> **ARBEITSAUFTRAG**
Nehmen Sie bitte den Text über Poolsysteme für Mehrwegverpackungen nach seiner letzten Zeile wieder auf und schreiben Sie ihn weiter.

> **ÜBUNGSTEXT**
______

Der Markt der Poolsystem-Anbieter für Mehrwegverpackungen ist auf den ersten Blick unübersichtlich: Unterschiedliche Nutzungskonditionen und Eigenschaften der Behälter sowie die verschiedene Preisgestaltung erschweren den Überblick.
Um der Verpflichtung zum Anbieten von Mehrwegverpackungen nachzukommen, hat der Betrieb die Wahl aus mehreren Optionen: Zum einen kann er eigene Mehrwegverpackungen aus Kunststoff, Glas und Co. einsetzen, das sogenannte Inselsystem. Das „Verbundsystem“ dagegen bedeutet, dass sich mehrere Betriebe zusammen Gefäße aus einem gemeinsamen Bestand teilen – damit auch die Kosten. Beim „Poolsystem“ arbeitet der Gastro-Betrieb mit einem Unternehmen zusammen, welches Verpackungen bereitstellt, und bezahlt diesem Nutzungskosten oder einen Mitgliedsbeitrag. Idealerweise wickelt dieser Dienstleister auch andere Bereiche ab wie die Reinigung. Das „Individualsystem“ schließlich meint, dass Kunden ihre eigenen Behälter mitbringen.
Wie funktioniert’s?

______

(Datensätze)
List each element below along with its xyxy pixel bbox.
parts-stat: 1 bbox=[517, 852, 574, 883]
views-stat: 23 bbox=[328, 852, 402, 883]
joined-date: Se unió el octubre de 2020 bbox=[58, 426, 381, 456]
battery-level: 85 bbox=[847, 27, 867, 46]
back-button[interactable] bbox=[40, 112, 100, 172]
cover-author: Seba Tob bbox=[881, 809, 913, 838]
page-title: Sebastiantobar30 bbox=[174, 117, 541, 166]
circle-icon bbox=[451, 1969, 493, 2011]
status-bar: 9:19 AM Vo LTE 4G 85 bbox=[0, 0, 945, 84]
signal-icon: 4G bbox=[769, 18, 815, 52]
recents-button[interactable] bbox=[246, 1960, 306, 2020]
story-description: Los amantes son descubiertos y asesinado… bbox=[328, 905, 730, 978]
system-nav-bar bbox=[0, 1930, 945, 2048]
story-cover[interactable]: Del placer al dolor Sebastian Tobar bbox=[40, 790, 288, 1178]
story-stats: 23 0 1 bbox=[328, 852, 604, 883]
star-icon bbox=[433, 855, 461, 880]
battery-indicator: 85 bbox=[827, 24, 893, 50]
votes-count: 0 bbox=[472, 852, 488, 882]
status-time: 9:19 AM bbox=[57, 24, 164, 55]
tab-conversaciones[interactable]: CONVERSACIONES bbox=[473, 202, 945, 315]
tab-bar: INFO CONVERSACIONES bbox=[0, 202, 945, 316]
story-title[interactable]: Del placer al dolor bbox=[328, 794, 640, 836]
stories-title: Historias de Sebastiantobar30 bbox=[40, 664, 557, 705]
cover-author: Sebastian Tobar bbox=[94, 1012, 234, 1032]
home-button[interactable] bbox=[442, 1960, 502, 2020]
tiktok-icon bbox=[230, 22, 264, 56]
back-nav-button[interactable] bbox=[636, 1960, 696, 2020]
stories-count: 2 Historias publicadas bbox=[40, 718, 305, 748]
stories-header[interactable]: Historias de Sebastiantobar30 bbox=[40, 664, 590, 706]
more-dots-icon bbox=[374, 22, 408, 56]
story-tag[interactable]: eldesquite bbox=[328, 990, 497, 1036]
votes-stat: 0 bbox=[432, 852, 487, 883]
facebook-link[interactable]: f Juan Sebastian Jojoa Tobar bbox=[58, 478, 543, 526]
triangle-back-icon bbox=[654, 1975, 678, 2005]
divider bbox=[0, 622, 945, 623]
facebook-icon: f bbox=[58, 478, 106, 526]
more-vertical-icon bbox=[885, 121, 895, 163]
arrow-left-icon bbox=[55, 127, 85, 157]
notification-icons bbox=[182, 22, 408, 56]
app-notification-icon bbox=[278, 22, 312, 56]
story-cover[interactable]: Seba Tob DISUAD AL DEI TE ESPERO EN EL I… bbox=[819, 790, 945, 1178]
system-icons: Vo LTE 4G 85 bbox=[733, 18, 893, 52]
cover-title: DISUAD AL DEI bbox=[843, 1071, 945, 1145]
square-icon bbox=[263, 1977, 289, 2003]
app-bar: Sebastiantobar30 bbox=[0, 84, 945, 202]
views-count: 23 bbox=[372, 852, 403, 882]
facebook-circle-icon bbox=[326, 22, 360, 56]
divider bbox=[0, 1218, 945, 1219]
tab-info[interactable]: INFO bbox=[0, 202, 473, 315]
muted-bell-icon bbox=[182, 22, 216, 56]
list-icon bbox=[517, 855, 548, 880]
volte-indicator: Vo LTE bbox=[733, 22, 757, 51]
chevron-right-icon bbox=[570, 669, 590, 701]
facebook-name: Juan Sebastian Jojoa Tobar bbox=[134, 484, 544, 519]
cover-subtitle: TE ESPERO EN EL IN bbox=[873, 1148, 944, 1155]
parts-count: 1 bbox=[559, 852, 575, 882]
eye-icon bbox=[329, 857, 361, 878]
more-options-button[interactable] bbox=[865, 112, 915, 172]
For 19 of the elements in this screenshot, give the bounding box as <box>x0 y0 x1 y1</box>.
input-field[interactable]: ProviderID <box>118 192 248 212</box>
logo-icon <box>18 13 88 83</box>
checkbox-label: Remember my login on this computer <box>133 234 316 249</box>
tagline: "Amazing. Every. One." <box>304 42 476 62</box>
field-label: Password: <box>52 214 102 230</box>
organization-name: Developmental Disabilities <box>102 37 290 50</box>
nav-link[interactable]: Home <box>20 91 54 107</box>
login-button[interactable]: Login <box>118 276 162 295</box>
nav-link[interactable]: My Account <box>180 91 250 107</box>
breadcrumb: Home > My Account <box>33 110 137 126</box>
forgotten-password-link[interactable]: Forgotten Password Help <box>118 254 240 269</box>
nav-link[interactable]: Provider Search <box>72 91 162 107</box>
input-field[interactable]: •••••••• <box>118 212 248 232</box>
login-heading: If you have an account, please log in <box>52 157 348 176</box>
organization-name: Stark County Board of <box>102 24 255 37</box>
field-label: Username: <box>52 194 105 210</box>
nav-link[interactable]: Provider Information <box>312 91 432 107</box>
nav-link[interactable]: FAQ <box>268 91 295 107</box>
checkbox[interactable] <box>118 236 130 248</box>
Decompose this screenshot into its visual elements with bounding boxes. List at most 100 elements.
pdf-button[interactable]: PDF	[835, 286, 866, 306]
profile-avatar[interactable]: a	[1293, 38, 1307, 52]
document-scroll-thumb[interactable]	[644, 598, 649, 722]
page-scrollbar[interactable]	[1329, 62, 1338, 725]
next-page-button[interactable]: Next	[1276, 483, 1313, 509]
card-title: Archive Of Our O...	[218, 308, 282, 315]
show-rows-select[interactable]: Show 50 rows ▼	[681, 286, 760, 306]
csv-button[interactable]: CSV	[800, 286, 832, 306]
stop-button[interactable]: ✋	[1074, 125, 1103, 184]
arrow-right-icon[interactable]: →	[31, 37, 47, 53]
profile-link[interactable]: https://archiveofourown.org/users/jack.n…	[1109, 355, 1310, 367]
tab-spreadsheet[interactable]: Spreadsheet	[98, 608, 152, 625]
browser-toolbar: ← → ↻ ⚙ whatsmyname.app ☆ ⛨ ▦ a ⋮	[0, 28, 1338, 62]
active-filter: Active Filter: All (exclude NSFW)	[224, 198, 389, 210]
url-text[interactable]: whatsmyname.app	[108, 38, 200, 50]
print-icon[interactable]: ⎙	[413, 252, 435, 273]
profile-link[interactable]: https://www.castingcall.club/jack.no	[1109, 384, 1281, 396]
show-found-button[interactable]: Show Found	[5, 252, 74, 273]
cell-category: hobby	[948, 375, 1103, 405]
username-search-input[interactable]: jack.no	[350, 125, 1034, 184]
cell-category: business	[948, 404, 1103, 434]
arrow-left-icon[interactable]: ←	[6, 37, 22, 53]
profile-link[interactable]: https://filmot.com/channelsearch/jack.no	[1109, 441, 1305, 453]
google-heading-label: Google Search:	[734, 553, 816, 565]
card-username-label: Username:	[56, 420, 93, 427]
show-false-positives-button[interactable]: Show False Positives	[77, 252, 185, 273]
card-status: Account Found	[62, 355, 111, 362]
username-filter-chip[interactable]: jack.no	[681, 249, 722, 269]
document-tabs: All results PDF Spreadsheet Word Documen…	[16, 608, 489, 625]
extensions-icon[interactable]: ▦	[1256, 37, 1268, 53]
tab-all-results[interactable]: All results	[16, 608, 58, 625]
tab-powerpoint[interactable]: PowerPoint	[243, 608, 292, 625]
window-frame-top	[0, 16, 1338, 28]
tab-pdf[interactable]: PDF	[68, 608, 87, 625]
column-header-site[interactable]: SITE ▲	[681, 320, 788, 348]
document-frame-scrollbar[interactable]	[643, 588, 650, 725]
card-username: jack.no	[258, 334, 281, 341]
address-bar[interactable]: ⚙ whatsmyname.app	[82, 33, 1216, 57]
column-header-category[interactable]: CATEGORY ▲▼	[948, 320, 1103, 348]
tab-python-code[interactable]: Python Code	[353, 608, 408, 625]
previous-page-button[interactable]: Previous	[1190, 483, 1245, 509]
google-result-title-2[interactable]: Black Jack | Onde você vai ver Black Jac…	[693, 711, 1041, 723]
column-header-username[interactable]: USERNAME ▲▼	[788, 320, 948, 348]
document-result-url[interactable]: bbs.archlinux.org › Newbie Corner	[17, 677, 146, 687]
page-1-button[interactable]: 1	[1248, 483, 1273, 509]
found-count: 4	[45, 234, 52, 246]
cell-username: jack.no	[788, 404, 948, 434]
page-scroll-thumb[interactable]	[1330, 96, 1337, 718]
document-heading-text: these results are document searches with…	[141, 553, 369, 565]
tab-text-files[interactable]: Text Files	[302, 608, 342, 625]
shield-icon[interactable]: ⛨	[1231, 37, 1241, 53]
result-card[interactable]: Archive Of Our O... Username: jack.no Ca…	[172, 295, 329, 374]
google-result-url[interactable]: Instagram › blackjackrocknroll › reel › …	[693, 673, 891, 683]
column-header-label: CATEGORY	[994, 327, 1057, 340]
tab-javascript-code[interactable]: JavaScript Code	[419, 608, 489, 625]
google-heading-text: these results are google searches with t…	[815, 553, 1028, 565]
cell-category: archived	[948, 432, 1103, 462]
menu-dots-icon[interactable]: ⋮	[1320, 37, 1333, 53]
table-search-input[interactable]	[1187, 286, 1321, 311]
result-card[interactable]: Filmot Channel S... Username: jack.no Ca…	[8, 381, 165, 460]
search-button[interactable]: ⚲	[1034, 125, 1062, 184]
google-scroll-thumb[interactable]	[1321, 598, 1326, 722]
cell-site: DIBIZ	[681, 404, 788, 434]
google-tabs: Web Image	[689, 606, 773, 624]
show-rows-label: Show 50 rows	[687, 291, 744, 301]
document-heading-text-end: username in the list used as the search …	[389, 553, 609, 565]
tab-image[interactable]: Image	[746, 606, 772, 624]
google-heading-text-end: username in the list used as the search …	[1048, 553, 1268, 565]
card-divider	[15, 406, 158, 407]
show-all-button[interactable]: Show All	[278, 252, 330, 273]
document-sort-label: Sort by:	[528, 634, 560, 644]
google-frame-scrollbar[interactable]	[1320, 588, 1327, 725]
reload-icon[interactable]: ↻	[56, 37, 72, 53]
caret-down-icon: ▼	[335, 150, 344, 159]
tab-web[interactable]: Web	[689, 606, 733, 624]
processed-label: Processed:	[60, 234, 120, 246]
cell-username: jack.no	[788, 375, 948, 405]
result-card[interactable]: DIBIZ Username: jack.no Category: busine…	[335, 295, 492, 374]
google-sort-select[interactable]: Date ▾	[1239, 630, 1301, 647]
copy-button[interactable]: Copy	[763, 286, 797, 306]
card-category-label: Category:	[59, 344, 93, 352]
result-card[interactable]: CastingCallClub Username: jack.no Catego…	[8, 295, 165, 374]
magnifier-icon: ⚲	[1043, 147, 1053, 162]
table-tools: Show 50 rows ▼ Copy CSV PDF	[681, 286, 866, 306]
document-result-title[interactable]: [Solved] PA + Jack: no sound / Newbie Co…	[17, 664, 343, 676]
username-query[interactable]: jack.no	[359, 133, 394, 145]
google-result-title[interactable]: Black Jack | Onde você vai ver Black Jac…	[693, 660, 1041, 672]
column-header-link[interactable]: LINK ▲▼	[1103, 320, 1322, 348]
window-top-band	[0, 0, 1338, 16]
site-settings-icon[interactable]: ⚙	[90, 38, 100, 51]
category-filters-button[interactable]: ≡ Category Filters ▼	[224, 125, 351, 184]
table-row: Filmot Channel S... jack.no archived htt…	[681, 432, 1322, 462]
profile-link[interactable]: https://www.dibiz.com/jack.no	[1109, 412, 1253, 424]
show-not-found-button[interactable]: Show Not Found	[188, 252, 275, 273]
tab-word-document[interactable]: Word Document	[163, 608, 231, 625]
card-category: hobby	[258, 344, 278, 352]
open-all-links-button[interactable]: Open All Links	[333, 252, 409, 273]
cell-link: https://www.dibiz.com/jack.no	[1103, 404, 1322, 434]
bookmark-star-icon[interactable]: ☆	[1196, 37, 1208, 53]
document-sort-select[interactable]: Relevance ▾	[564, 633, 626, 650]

______

> **LÖSUNG**
Manche Poolsystem-Anbieter arbeiten mit Pfand, andere mit einer App, die der Kunde installieren muss. Beide Varianten dienen der Sicherheit, dass Kunden die wertvollen Behältnisse auch zurückgeben. Bei der Rückgabe zeigt sich der Haken am Inselsystem aus Kundensicht: Hier können Behälter nur genau bei demjenigen gastronomischen Betrieb zurückgegeben werden, bei dem die Essensausgabe auch stattfand.
Bei der Verbund- oder Poolvariante dagegen können Kunden die Gefäße bei allen teilnehmenden Partnern zurückgeben. Dazu kommen Rückgabeboxen oder elektronische Rückgabeautomaten. Für den Gastronomen hat das Inselsystem ebenso einen Nachteil: Er ist selbst für die Reinigung der Mehrwegbehälter zuständig. Anders bei der Verbund- oder Poollösung, wo die Reinigung in einer zentralen Spülküche oder bei einem externen Spüldienst stattfindet.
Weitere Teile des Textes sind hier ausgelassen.